(Exercise details) Report each line in the items below that contains the string "trace"; treat uppercase and lowercase letters as distinct.

(Records for the task)
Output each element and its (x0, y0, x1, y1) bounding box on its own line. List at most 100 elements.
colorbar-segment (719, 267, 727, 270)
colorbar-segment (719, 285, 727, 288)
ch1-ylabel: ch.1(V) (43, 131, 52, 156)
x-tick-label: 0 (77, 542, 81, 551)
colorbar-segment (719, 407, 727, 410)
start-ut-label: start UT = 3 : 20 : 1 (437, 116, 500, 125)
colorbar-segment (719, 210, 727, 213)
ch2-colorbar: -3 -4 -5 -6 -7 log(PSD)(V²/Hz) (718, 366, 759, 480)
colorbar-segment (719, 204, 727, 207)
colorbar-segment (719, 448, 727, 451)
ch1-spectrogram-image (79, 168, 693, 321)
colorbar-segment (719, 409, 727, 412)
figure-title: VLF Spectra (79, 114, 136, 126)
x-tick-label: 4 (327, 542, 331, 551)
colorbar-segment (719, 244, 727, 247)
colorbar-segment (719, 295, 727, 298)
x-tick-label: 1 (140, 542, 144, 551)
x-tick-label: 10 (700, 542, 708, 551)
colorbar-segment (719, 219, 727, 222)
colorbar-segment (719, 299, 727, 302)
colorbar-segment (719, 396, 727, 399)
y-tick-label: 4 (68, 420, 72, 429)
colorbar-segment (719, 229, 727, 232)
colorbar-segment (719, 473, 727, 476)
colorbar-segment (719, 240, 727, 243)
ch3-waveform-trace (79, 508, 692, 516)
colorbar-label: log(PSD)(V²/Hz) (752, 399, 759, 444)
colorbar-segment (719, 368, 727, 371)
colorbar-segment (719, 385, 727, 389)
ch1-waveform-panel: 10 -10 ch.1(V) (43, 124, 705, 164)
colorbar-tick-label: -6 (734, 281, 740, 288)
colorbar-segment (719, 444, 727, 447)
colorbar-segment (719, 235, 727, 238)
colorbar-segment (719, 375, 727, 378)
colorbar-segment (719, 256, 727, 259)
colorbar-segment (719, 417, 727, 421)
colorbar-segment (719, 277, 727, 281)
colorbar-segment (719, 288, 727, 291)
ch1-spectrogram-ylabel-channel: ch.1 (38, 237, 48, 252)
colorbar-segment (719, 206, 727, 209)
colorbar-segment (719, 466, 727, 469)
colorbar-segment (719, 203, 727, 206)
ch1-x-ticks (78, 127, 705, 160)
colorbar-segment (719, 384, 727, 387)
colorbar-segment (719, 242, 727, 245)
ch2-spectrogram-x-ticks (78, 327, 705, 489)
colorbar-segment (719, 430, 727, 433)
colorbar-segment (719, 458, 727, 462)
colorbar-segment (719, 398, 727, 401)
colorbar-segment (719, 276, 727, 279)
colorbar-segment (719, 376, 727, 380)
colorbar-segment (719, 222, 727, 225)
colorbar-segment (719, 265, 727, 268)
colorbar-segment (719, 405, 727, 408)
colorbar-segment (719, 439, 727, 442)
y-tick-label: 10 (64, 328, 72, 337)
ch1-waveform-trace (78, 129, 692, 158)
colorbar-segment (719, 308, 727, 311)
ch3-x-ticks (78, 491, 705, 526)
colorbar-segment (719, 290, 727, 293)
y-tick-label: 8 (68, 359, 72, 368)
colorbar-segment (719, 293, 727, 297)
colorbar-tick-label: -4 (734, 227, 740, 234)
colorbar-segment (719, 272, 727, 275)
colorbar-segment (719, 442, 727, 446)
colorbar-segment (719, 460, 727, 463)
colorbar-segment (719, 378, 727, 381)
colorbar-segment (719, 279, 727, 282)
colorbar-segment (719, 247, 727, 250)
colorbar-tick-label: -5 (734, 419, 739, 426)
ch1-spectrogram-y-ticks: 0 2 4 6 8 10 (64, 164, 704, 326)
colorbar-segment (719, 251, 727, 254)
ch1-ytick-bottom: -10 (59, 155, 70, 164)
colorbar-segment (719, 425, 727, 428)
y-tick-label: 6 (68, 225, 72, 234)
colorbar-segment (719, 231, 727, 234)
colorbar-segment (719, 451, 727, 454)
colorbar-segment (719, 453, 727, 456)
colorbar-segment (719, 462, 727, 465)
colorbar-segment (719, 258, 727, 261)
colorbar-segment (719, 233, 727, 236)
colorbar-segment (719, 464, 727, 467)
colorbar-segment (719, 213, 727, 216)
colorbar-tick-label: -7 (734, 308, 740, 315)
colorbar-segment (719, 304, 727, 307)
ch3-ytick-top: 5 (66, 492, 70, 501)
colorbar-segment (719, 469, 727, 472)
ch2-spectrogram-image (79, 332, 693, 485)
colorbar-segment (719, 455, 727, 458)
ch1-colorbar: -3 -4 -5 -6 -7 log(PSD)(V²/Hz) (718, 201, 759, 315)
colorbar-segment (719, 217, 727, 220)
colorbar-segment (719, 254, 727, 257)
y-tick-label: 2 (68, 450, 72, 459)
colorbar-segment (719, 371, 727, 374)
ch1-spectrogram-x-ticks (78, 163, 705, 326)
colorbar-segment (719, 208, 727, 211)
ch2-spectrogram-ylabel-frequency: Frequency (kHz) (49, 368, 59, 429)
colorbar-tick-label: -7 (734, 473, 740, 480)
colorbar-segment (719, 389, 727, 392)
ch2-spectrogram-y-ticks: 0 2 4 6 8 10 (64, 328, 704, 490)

(Answer to this exercise)
ch3-waveform-trace (79, 508, 692, 516)
ch1-waveform-trace (78, 129, 692, 158)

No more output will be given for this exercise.